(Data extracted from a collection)
►
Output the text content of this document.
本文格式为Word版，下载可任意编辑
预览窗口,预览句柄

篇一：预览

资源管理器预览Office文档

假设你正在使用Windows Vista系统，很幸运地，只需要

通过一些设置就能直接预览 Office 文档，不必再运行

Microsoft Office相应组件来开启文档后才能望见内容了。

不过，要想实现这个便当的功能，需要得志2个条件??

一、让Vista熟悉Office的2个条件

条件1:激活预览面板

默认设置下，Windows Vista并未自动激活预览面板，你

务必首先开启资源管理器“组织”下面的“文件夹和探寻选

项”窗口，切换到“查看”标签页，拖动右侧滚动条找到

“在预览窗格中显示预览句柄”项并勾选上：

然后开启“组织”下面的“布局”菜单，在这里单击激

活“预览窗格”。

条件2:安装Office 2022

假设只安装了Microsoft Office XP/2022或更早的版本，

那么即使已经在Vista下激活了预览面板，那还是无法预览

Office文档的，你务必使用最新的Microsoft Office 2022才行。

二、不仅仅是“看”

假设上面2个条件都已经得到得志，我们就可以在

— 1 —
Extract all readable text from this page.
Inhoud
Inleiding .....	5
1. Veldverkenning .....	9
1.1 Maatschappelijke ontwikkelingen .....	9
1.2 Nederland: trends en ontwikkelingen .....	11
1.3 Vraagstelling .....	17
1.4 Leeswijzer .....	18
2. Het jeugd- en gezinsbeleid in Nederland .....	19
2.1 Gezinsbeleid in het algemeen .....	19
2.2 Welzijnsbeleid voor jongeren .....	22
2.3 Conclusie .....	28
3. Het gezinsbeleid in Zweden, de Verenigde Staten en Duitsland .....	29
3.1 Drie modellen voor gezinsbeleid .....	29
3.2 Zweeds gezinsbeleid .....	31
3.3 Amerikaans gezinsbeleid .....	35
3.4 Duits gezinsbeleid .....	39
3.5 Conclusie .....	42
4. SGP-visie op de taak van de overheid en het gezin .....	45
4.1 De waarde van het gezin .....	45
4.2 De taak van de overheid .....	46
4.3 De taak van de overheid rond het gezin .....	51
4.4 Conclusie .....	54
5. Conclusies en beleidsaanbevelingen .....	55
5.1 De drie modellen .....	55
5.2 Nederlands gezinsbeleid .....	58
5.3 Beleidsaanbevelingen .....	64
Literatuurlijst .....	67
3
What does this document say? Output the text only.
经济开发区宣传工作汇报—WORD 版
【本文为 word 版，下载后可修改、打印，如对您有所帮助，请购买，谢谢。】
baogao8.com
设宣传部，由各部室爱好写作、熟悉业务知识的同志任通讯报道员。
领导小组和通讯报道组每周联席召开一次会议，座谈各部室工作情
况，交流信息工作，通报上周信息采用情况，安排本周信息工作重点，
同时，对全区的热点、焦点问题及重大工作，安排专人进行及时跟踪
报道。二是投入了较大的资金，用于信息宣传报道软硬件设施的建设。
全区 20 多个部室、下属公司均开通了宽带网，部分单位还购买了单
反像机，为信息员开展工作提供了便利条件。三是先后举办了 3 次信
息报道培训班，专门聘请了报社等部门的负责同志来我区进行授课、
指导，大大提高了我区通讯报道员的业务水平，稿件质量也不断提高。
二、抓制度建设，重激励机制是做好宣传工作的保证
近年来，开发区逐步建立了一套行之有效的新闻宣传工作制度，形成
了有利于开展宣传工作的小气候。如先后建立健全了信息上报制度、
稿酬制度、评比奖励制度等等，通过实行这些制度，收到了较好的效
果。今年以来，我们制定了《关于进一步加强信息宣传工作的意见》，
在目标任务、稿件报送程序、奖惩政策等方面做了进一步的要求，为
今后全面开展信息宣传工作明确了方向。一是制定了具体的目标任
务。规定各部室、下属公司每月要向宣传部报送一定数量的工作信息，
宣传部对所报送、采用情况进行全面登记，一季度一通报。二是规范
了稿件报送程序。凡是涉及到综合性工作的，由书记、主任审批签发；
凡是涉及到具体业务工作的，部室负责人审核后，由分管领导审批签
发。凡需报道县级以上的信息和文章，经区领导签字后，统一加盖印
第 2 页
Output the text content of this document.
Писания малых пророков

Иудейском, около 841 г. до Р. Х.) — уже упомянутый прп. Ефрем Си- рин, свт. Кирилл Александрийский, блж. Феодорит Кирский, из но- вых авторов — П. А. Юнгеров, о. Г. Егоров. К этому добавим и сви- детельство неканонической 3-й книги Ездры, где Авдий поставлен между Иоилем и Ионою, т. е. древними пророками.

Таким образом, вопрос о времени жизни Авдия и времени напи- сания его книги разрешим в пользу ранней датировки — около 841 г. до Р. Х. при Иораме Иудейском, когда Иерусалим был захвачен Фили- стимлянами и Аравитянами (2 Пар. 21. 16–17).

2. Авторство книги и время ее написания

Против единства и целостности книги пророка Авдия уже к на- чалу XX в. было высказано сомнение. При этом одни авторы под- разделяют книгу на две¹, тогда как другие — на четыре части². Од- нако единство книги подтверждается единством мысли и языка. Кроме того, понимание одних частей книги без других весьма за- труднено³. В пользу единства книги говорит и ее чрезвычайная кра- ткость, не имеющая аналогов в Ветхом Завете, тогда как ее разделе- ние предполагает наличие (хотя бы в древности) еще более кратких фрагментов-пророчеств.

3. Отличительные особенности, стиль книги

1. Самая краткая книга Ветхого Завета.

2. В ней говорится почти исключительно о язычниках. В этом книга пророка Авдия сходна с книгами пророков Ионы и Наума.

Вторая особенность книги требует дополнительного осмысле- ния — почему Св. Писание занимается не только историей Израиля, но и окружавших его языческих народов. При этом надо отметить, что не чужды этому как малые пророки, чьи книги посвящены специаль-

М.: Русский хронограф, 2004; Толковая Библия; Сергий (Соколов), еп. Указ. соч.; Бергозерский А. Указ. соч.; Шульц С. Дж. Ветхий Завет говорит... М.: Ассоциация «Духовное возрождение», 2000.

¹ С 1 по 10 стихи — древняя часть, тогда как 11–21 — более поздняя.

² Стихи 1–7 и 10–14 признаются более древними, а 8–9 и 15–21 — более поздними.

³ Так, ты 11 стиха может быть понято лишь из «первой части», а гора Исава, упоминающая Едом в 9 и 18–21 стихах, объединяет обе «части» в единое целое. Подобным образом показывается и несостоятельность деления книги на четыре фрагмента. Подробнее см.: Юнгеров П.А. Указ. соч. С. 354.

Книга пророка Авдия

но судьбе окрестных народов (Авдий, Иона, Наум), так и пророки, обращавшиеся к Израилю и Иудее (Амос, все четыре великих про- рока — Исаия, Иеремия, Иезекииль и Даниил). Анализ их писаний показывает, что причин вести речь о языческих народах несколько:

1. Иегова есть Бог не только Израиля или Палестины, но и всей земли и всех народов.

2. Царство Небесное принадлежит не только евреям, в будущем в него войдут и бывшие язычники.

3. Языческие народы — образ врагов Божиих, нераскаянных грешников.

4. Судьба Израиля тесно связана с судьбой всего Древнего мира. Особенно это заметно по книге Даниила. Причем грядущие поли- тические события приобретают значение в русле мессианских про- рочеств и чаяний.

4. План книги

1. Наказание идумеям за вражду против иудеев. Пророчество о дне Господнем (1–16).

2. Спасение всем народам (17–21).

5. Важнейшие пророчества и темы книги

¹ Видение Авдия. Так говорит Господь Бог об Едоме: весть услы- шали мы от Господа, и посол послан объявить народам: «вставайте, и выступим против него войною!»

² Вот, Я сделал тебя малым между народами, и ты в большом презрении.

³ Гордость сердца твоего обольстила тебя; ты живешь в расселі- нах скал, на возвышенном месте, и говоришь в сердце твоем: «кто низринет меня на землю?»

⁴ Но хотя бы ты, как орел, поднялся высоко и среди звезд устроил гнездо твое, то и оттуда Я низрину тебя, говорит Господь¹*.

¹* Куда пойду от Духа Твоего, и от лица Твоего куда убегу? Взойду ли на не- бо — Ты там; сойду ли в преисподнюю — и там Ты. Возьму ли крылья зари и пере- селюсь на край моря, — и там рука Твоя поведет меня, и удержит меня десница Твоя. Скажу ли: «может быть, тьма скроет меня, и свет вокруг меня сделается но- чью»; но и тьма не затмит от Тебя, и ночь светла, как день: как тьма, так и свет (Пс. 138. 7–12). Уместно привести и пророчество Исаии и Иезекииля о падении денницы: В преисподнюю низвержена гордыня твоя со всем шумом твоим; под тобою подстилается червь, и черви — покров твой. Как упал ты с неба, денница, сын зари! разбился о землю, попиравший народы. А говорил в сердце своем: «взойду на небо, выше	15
◄
STATED GOAL | Within the listing above, copy each line that has the string "this".

ANSWER |
Output the text content of this document.
Extract all readable text from this page.
What does this document say? Output the text only.
Output the text content of this document.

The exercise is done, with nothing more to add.